Aim:
Show every line in the entries below where the word "Ping" appears.

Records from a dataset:
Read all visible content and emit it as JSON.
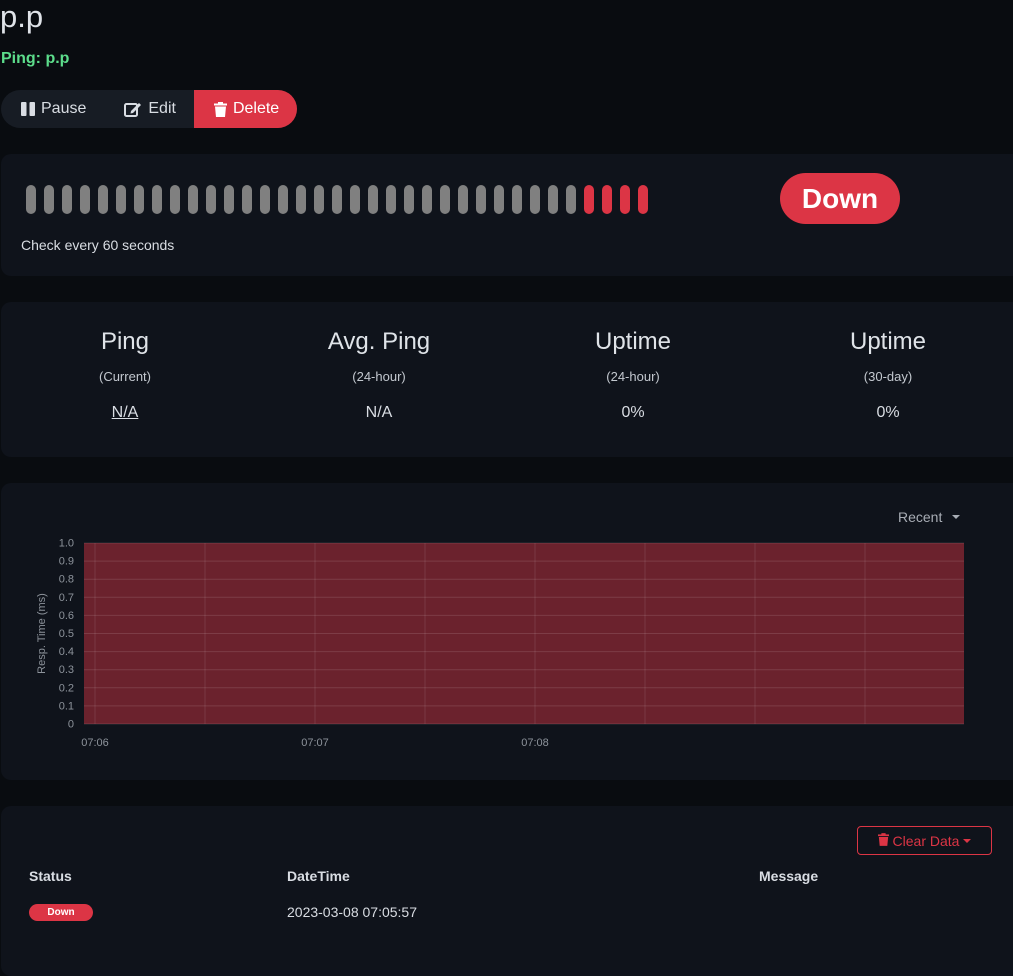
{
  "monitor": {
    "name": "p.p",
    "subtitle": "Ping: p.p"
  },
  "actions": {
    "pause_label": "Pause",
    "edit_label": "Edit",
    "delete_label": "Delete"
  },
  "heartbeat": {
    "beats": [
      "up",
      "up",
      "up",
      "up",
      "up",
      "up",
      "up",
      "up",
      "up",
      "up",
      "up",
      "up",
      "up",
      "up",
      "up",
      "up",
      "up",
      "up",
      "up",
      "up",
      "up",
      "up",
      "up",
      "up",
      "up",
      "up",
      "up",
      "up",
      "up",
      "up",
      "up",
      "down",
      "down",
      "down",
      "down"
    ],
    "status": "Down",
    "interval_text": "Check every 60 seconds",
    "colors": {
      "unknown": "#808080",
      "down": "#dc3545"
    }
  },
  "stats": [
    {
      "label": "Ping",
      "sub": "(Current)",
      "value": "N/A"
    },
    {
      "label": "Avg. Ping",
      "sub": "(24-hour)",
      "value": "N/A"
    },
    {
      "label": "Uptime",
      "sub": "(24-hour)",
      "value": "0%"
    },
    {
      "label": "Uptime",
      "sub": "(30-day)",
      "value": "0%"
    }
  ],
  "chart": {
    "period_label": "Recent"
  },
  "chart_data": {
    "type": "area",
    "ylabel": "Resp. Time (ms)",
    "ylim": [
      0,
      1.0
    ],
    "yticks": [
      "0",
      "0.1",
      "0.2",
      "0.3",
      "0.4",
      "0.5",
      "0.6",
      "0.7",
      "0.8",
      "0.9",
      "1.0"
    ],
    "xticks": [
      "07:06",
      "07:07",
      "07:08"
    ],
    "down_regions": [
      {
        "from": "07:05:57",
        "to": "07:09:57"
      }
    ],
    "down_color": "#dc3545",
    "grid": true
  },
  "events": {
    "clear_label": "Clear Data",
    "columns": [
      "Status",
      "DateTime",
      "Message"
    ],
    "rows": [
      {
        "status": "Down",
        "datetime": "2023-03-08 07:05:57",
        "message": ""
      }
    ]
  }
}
---
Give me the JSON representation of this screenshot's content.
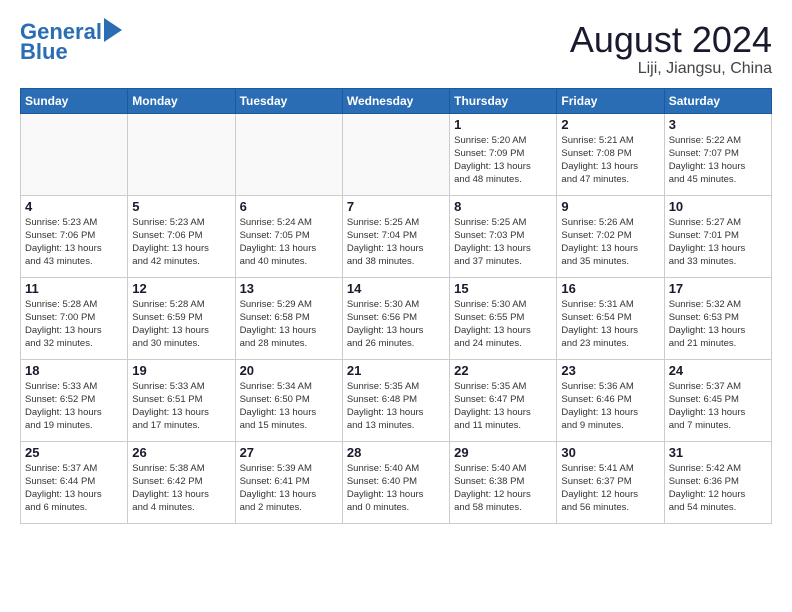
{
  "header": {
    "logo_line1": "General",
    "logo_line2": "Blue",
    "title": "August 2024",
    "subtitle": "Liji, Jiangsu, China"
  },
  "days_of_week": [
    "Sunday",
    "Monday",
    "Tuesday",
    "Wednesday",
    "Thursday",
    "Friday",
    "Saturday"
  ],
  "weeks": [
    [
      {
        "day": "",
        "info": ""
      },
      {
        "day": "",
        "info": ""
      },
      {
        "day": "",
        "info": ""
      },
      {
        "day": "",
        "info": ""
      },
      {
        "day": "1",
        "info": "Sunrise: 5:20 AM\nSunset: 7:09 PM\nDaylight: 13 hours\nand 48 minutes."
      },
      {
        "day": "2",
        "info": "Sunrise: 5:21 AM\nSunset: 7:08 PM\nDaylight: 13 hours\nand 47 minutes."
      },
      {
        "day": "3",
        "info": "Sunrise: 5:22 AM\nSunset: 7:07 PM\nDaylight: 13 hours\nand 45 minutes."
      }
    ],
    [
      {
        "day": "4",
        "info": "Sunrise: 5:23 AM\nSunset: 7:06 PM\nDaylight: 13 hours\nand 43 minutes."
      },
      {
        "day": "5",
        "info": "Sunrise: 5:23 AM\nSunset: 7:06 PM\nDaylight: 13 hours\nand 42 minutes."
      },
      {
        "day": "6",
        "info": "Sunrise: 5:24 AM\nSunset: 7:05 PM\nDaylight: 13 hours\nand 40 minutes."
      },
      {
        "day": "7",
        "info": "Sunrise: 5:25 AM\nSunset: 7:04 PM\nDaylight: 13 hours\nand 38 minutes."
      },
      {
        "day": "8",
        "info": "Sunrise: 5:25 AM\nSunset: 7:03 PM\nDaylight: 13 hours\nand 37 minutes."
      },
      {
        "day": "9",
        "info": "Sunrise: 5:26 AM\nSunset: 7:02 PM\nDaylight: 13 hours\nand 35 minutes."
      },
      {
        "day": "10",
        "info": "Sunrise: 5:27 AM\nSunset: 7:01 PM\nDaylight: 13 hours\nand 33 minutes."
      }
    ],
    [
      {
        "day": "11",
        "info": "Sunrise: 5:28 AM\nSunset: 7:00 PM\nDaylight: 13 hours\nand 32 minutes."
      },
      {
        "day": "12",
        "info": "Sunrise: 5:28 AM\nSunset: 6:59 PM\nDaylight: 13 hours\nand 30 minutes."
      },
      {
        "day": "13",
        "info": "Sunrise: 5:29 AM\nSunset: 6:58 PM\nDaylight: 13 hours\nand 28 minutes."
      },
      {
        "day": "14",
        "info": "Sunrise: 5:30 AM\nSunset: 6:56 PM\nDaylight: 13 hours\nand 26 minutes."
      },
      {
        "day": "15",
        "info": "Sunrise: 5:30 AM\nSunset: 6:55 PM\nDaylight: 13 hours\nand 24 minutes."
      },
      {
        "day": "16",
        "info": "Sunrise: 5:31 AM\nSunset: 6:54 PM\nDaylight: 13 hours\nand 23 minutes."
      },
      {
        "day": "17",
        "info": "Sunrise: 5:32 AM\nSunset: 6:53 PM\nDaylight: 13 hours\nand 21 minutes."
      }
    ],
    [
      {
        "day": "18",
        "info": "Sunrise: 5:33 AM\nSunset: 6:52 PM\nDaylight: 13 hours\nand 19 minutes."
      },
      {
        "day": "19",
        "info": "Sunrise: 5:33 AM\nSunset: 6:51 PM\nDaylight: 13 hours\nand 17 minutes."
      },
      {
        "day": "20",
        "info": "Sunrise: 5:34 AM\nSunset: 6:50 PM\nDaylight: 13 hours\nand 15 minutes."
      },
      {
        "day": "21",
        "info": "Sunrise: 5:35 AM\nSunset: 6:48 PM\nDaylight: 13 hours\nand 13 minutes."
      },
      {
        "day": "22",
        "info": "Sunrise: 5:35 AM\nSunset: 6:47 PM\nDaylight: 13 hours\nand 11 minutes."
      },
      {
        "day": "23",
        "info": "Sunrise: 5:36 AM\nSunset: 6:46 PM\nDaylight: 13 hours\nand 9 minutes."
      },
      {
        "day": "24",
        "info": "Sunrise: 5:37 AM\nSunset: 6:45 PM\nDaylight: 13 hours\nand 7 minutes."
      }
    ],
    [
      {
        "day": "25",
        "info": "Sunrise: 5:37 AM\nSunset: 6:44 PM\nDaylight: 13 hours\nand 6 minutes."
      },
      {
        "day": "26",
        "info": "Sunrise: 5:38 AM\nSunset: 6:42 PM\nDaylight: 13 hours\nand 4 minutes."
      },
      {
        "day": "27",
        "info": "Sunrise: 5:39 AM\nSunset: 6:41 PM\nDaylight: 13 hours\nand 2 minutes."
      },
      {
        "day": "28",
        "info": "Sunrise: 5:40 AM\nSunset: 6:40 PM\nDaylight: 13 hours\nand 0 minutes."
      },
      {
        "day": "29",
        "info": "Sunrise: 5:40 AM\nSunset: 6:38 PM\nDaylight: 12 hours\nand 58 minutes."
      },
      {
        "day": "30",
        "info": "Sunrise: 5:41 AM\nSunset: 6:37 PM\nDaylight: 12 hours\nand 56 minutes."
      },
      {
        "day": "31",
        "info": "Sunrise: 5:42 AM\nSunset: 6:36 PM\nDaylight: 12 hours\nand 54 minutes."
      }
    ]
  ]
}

Task solution:
    "subtitle": "Ping: p.p"
      "label": "Ping",
      "label": "Avg. Ping",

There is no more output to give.